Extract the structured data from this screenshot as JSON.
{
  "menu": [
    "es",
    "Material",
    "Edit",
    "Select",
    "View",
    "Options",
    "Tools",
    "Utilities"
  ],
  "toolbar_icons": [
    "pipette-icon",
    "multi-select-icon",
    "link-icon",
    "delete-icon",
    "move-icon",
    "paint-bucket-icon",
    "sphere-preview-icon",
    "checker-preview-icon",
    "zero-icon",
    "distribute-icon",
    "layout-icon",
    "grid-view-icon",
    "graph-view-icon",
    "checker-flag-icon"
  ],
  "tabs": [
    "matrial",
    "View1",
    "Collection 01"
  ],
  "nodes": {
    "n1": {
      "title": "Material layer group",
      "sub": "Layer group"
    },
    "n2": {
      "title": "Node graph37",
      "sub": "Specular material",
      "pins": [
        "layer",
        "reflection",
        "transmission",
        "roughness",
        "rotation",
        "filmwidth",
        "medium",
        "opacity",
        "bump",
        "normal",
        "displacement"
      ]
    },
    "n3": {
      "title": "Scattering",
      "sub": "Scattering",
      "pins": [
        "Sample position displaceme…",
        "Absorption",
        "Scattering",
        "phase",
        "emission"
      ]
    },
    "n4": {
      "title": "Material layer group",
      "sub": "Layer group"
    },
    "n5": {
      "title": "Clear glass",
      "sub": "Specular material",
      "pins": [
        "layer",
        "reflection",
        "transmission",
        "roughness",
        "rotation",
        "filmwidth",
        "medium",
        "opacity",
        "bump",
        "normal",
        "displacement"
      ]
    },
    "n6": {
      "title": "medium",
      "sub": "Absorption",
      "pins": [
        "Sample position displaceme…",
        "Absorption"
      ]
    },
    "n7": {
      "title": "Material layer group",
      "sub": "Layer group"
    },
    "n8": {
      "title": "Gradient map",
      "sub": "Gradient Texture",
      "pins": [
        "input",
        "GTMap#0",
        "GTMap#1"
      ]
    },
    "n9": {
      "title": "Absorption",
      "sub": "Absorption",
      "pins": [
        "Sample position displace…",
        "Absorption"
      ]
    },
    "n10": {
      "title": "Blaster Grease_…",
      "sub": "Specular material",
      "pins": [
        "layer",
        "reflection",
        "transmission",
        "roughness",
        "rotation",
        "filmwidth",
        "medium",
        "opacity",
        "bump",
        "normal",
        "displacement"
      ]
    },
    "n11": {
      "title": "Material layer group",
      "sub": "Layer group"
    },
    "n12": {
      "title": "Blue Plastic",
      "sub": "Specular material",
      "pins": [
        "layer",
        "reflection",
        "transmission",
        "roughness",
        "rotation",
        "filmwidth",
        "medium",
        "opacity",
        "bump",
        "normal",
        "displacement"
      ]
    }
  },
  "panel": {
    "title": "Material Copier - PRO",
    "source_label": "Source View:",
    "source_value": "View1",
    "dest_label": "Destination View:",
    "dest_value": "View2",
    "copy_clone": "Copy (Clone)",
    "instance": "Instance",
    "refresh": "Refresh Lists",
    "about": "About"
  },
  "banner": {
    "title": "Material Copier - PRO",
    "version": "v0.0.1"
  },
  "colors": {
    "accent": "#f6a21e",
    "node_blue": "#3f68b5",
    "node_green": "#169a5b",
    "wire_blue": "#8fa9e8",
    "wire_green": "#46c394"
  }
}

▶ What you should do
Take the data above and return it exactly.

▶ The response
Extract the structured data from this screenshot as JSON.
{
  "menu": [
    "es",
    "Material",
    "Edit",
    "Select",
    "View",
    "Options",
    "Tools",
    "Utilities"
  ],
  "toolbar_icons": [
    "pipette-icon",
    "multi-select-icon",
    "link-icon",
    "delete-icon",
    "move-icon",
    "paint-bucket-icon",
    "sphere-preview-icon",
    "checker-preview-icon",
    "zero-icon",
    "distribute-icon",
    "layout-icon",
    "grid-view-icon",
    "graph-view-icon",
    "checker-flag-icon"
  ],
  "tabs": [
    "matrial",
    "View1",
    "Collection 01"
  ],
  "nodes": {
    "n1": {
      "title": "Material layer group",
      "sub": "Layer group"
    },
    "n2": {
      "title": "Node graph37",
      "sub": "Specular material",
      "pins": [
        "layer",
        "reflection",
        "transmission",
        "roughness",
        "rotation",
        "filmwidth",
        "medium",
        "opacity",
        "bump",
        "normal",
        "displacement"
      ]
    },
    "n3": {
      "title": "Scattering",
      "sub": "Scattering",
      "pins": [
        "Sample position displaceme…",
        "Absorption",
        "Scattering",
        "phase",
        "emission"
      ]
    },
    "n4": {
      "title": "Material layer group",
      "sub": "Layer group"
    },
    "n5": {
      "title": "Clear glass",
      "sub": "Specular material",
      "pins": [
        "layer",
        "reflection",
        "transmission",
        "roughness",
        "rotation",
        "filmwidth",
        "medium",
        "opacity",
        "bump",
        "normal",
        "displacement"
      ]
    },
    "n6": {
      "title": "medium",
      "sub": "Absorption",
      "pins": [
        "Sample position displaceme…",
        "Absorption"
      ]
    },
    "n7": {
      "title": "Material layer group",
      "sub": "Layer group"
    },
    "n8": {
      "title": "Gradient map",
      "sub": "Gradient Texture",
      "pins": [
        "input",
        "GTMap#0",
        "GTMap#1"
      ]
    },
    "n9": {
      "title": "Absorption",
      "sub": "Absorption",
      "pins": [
        "Sample position displace…",
        "Absorption"
      ]
    },
    "n10": {
      "title": "Blaster Grease_…",
      "sub": "Specular material",
      "pins": [
        "layer",
        "reflection",
        "transmission",
        "roughness",
        "rotation",
        "filmwidth",
        "medium",
        "opacity",
        "bump",
        "normal",
        "displacement"
      ]
    },
    "n11": {
      "title": "Material layer group",
      "sub": "Layer group"
    },
    "n12": {
      "title": "Blue Plastic",
      "sub": "Specular material",
      "pins": [
        "layer",
        "reflection",
        "transmission",
        "roughness",
        "rotation",
        "filmwidth",
        "medium",
        "opacity",
        "bump",
        "normal",
        "displacement"
      ]
    }
  },
  "panel": {
    "title": "Material Copier - PRO",
    "source_label": "Source View:",
    "source_value": "View1",
    "dest_label": "Destination View:",
    "dest_value": "View2",
    "copy_clone": "Copy (Clone)",
    "instance": "Instance",
    "refresh": "Refresh Lists",
    "about": "About"
  },
  "banner": {
    "title": "Material Copier - PRO",
    "version": "v0.0.1"
  },
  "colors": {
    "accent": "#f6a21e",
    "node_blue": "#3f68b5",
    "node_green": "#169a5b",
    "wire_blue": "#8fa9e8",
    "wire_green": "#46c394"
  }
}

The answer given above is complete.